(Data listing)
•••

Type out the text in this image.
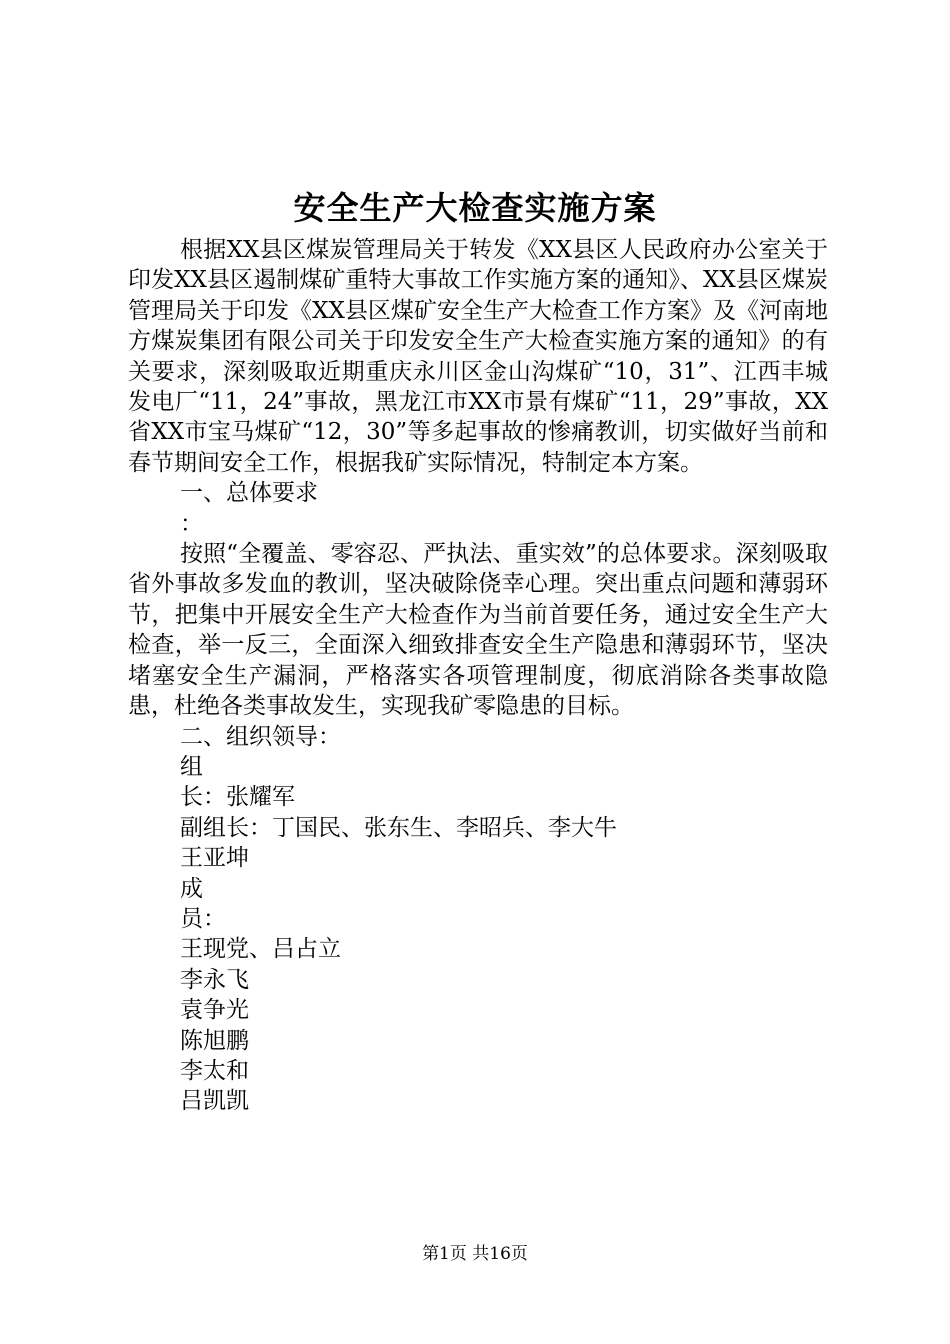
安全生产大检查实施方案

根据XX县区煤炭管理局关于转发《XX县区人民政府办公室关于印发XX县区遏制煤矿重特大事故工作实施方案的通知》、XX县区煤炭管理局关于印发《XX县区煤矿安全生产大检查工作方案》及《河南地方煤炭集团有限公司关于印发安全生产大检查实施方案的通知》的有关要求，深刻吸取近期重庆永川区金山沟煤矿“10，31”、江西丰城发电厂“11，24”事故，黑龙江市XX市景有煤矿“11，29”事故，XX省XX市宝马煤矿“12，30”等多起事故的惨痛教训，切实做好当前和春节期间安全工作，根据我矿实际情况，特制定本方案。

一、总体要求

：

按照“全覆盖、零容忍、严执法、重实效”的总体要求。深刻吸取省外事故多发血的教训，坚决破除侥幸心理。突出重点问题和薄弱环节，把集中开展安全生产大检查作为当前首要任务，通过安全生产大检查，举一反三，全面深入细致排查安全生产隐患和薄弱环节，坚决堵塞安全生产漏洞，严格落实各项管理制度，彻底消除各类事故隐患，杜绝各类事故发生，实现我矿零隐患的目标。

二、组织领导：

组

长：张耀军

副组长：丁国民、张东生、李昭兵、李大牛

王亚坤

成

员：

王现党、吕占立

李永飞

袁争光

陈旭鹏

李太和

吕凯凯

第1页 共16页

•••

→ **Directions**: Reproduce the full listing above verbatim, with no pictures included.

→ **Finished task**:
Type out the text in this image.
安全生产大检查实施方案

根据XX县区煤炭管理局关于转发《XX县区人民政府办公室关于印发XX县区遏制煤矿重特大事故工作实施方案的通知》、XX县区煤炭管理局关于印发《XX县区煤矿安全生产大检查工作方案》及《河南地方煤炭集团有限公司关于印发安全生产大检查实施方案的通知》的有关要求，深刻吸取近期重庆永川区金山沟煤矿“10，31”、江西丰城发电厂“11，24”事故，黑龙江市XX市景有煤矿“11，29”事故，XX省XX市宝马煤矿“12，30”等多起事故的惨痛教训，切实做好当前和春节期间安全工作，根据我矿实际情况，特制定本方案。

一、总体要求

：

按照“全覆盖、零容忍、严执法、重实效”的总体要求。深刻吸取省外事故多发血的教训，坚决破除侥幸心理。突出重点问题和薄弱环节，把集中开展安全生产大检查作为当前首要任务，通过安全生产大检查，举一反三，全面深入细致排查安全生产隐患和薄弱环节，坚决堵塞安全生产漏洞，严格落实各项管理制度，彻底消除各类事故隐患，杜绝各类事故发生，实现我矿零隐患的目标。

二、组织领导：

组

长：张耀军

副组长：丁国民、张东生、李昭兵、李大牛

王亚坤

成

员：

王现党、吕占立

李永飞

袁争光

陈旭鹏

李太和

吕凯凯

第1页 共16页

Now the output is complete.